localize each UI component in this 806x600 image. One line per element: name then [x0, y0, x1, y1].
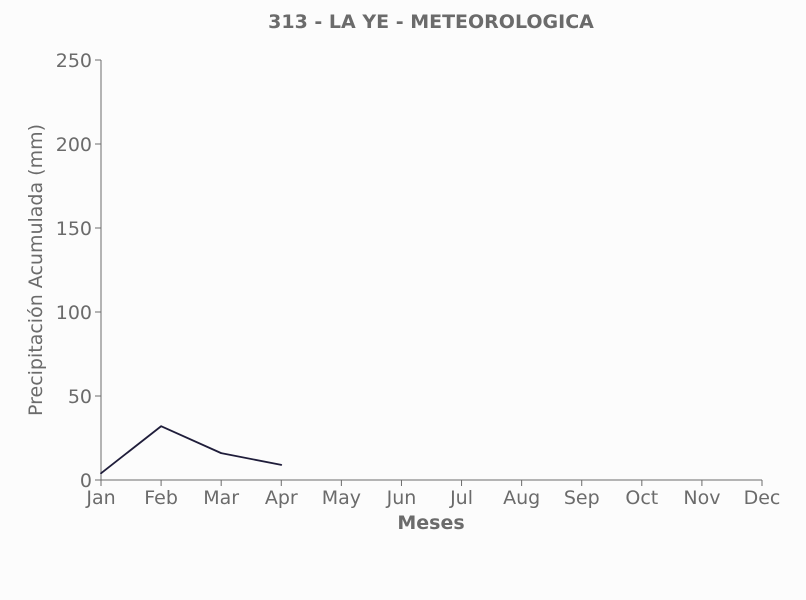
y-axis-ticks: 0 50 100 150 200 250 — [56, 50, 101, 492]
chart-title: 313 - LA YE - METEOROLOGICA — [268, 11, 594, 33]
x-tick-label: Nov — [683, 487, 720, 509]
x-tick-label: Jan — [85, 487, 115, 509]
y-tick-label: 0 — [80, 470, 92, 492]
data-point-jan — [100, 472, 102, 475]
series-group — [100, 425, 283, 475]
x-tick-label: Aug — [503, 487, 540, 509]
x-tick-label: Apr — [265, 487, 298, 509]
x-tick-label: Oct — [625, 487, 658, 509]
x-tick-label: Dec — [744, 487, 781, 509]
data-point-apr — [280, 463, 283, 466]
x-tick-label: Mar — [203, 487, 239, 509]
series-line — [100, 425, 282, 474]
plot-area: 0 50 100 150 200 250 Jan Feb Mar Apr May Jun Jul Aug… — [56, 50, 781, 509]
x-tick-label: Feb — [144, 487, 178, 509]
x-tick-label: Sep — [564, 487, 600, 509]
x-tick-label: May — [322, 487, 361, 509]
y-axis-label: Precipitación Acumulada (mm) — [25, 124, 47, 416]
y-tick-label: 150 — [56, 218, 92, 240]
x-axis-label: Meses — [397, 512, 464, 534]
data-point-feb — [160, 425, 162, 428]
y-tick-label: 200 — [56, 134, 92, 156]
y-tick-label: 250 — [56, 50, 92, 72]
data-point-mar — [220, 452, 223, 455]
y-tick-label: 50 — [68, 386, 92, 408]
x-tick-label: Jul — [449, 487, 473, 509]
x-tick-label: Jun — [386, 487, 417, 509]
x-axis-ticks: Jan Feb Mar Apr May Jun Jul Aug Sep Oct Nov Dec — [85, 480, 780, 509]
y-tick-label: 100 — [56, 302, 92, 324]
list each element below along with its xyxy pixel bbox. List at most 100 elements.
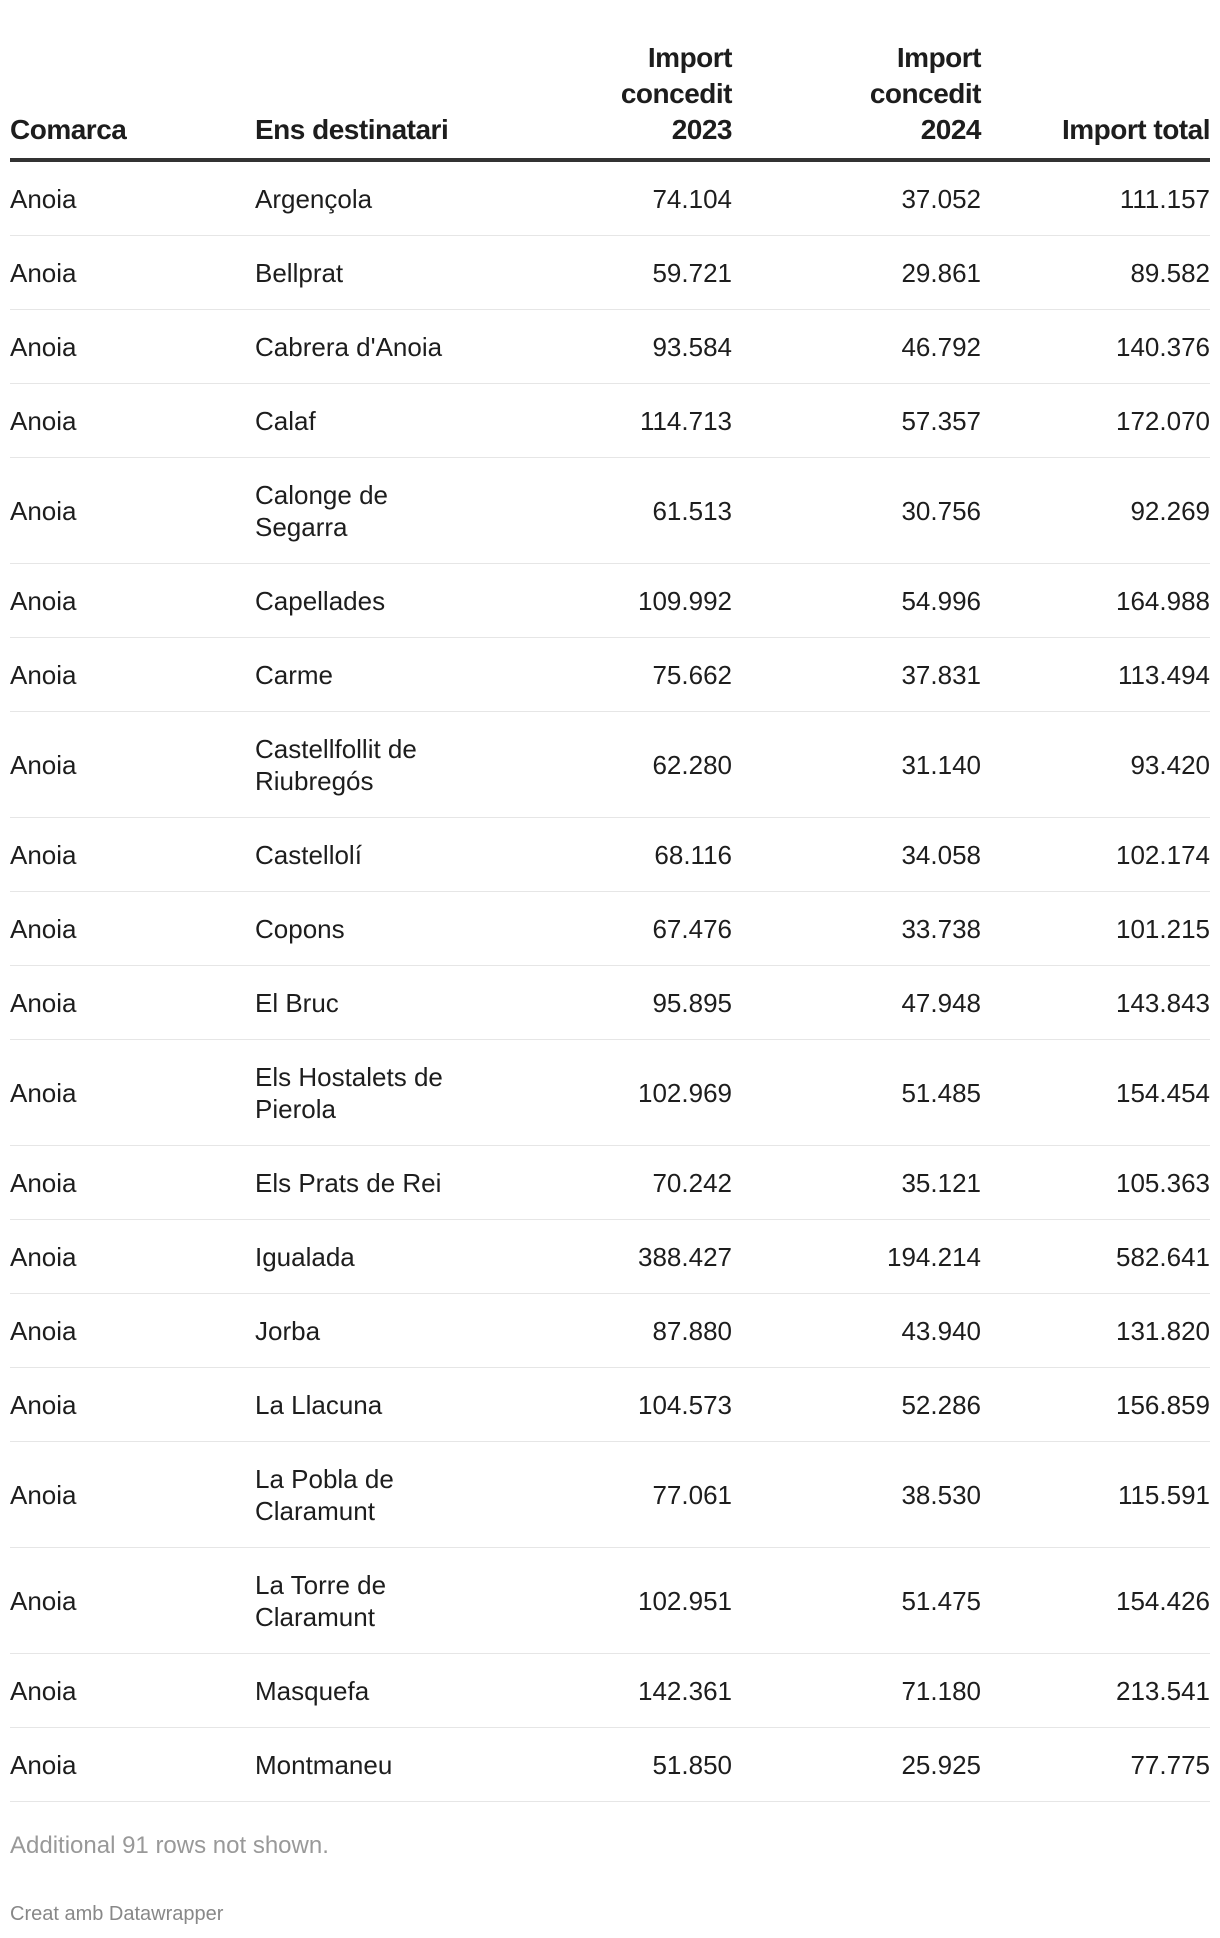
cell-ens-destinatari: El Bruc [255,965,500,1040]
cell-comarca: Anoia [10,235,255,310]
cell-import-2023: 93.584 [500,309,732,384]
cell-text: Calonge de Segarra [255,479,388,542]
table-row: Anoia Els Prats de Rei 70.242 35.121 105.363 [10,1145,1210,1220]
cell-text: La Pobla de Claramunt [255,1463,394,1526]
table-row: Anoia Calaf 114.713 57.357 172.070 [10,383,1210,458]
cell-import-2024: 37.052 [732,160,981,236]
cell-text: Els Hostalets de Pierola [255,1061,443,1124]
cell-import-total: 111.157 [981,160,1210,236]
cell-text: El Bruc [255,987,339,1018]
cell-ens-destinatari: La Llacuna [255,1367,500,1442]
cell-import-2024: 51.475 [732,1547,981,1654]
cell-import-2023: 77.061 [500,1441,732,1548]
cell-comarca: Anoia [10,1727,255,1802]
table-row: Anoia Carme 75.662 37.831 113.494 [10,637,1210,712]
cell-comarca: Anoia [10,637,255,712]
cell-text: La Llacuna [255,1389,383,1420]
table-notes: Additional 91 rows not shown. [10,1832,329,1859]
cell-comarca: Anoia [10,1145,255,1220]
cell-import-total: 140.376 [981,309,1210,384]
cell-import-2024: 31.140 [732,711,981,818]
cell-comarca: Anoia [10,711,255,818]
cell-comarca: Anoia [10,1547,255,1654]
cell-text: Carme [255,659,334,690]
header-import-2023[interactable]: Import concedit 2023 [500,40,733,162]
cell-ens-destinatari: Argençola [255,160,500,236]
cell-ens-destinatari: Castellfollit de Riubregós [255,711,500,818]
cell-import-2023: 109.992 [500,563,732,638]
cell-import-2023: 102.951 [500,1547,732,1654]
table-row: Anoia Calonge de Segarra 61.513 30.756 92.26… [10,457,1210,564]
cell-import-2023: 67.476 [500,891,732,966]
header-ens-destinatari[interactable]: Ens destinatari [255,40,500,162]
table-row: Anoia La Llacuna 104.573 52.286 156.859 [10,1367,1210,1442]
cell-comarca: Anoia [10,965,255,1040]
cell-import-2024: 43.940 [732,1293,981,1368]
cell-import-total: 92.269 [981,457,1210,564]
cell-import-total: 93.420 [981,711,1210,818]
cell-ens-destinatari: La Pobla de Claramunt [255,1441,500,1548]
cell-import-total: 164.988 [981,563,1210,638]
cell-import-2023: 51.850 [500,1727,732,1802]
cell-import-2024: 71.180 [732,1653,981,1728]
cell-import-total: 131.820 [981,1293,1210,1368]
cell-import-2023: 102.969 [500,1039,732,1146]
table-row: Anoia Argençola 74.104 37.052 111.157 [10,160,1210,236]
table-row: Anoia Igualada 388.427 194.214 582.641 [10,1219,1210,1294]
cell-text: Castellfollit de Riubregós [255,733,417,796]
cell-import-2024: 54.996 [732,563,981,638]
cell-import-total: 101.215 [981,891,1210,966]
cell-import-2023: 68.116 [500,817,732,892]
cell-import-2023: 75.662 [500,637,732,712]
cell-comarca: Anoia [10,1039,255,1146]
cell-ens-destinatari: Castellolí [255,817,500,892]
cell-comarca: Anoia [10,309,255,384]
cell-ens-destinatari: La Torre de Claramunt [255,1547,500,1654]
cell-text: Montmaneu [255,1749,393,1780]
cell-import-total: 105.363 [981,1145,1210,1220]
table-row: Anoia Bellprat 59.721 29.861 89.582 [10,235,1210,310]
cell-ens-destinatari: Copons [255,891,500,966]
cell-comarca: Anoia [10,1293,255,1368]
cell-import-total: 77.775 [981,1727,1210,1802]
table-row: Anoia La Pobla de Claramunt 77.061 38.530 11… [10,1441,1210,1548]
cell-import-total: 143.843 [981,965,1210,1040]
cell-import-2024: 46.792 [732,309,981,384]
table-row: Anoia El Bruc 95.895 47.948 143.843 [10,965,1210,1040]
cell-import-total: 156.859 [981,1367,1210,1442]
cell-import-2024: 35.121 [732,1145,981,1220]
cell-import-2023: 388.427 [500,1219,732,1294]
cell-comarca: Anoia [10,563,255,638]
cell-import-2024: 57.357 [732,383,981,458]
cell-import-2024: 37.831 [732,637,981,712]
cell-text: Calaf [255,405,316,436]
header-import-2024[interactable]: Import concedit 2024 [732,40,982,162]
cell-text: Cabrera d'Anoia [255,331,443,362]
cell-comarca: Anoia [10,160,255,236]
table-row: Anoia Castellolí 68.116 34.058 102.174 [10,817,1210,892]
cell-import-2024: 52.286 [732,1367,981,1442]
cell-import-2024: 33.738 [732,891,981,966]
cell-text: La Torre de Claramunt [255,1569,387,1632]
cell-import-2024: 30.756 [732,457,981,564]
table-row: Anoia Cabrera d'Anoia 93.584 46.792 140.376 [10,309,1210,384]
header-import-total[interactable]: Import total [981,40,1211,162]
table-row: Anoia Copons 67.476 33.738 101.215 [10,891,1210,966]
cell-text: Igualada [255,1241,355,1272]
cell-comarca: Anoia [10,383,255,458]
cell-import-2023: 114.713 [500,383,732,458]
cell-import-2023: 61.513 [500,457,732,564]
datawrapper-credit[interactable]: Creat amb Datawrapper [10,1903,224,1925]
cell-import-total: 172.070 [981,383,1210,458]
cell-ens-destinatari: Calaf [255,383,500,458]
cell-import-2023: 142.361 [500,1653,732,1728]
header-comarca[interactable]: Comarca [10,40,255,162]
cell-import-total: 102.174 [981,817,1210,892]
cell-comarca: Anoia [10,891,255,966]
cell-text: Castellolí [255,839,362,870]
cell-ens-destinatari: Els Prats de Rei [255,1145,500,1220]
cell-comarca: Anoia [10,457,255,564]
table-row: Anoia Montmaneu 51.850 25.925 77.775 [10,1727,1210,1802]
cell-ens-destinatari: Cabrera d'Anoia [255,309,500,384]
cell-import-total: 115.591 [981,1441,1210,1548]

O que se pede –
Você pode transformar em uma lista JSON de strings, uma para cada linha e sem linhas em branco, o trecho que começa na linha que contém "y-axis-ticks: 0 50" e termina na linha que contém "x-tick-label: Apr — [265, 487, 298, 509]", incluindo ambas?

Resposta escrita –
[
  "y-axis-ticks: 0 50 100 150 200 250 — [56, 50, 101, 492]",
  "chart-title: 313 - LA YE - METEOROLOGICA — [268, 11, 594, 33]",
  "x-tick-label: Nov — [683, 487, 720, 509]",
  "x-tick-label: Jan — [85, 487, 115, 509]",
  "y-tick-label: 0 — [80, 470, 92, 492]",
  "data-point-jan — [100, 472, 102, 475]",
  "series-group — [100, 425, 283, 475]",
  "x-tick-label: Aug — [503, 487, 540, 509]",
  "x-tick-label: Apr — [265, 487, 298, 509]"
]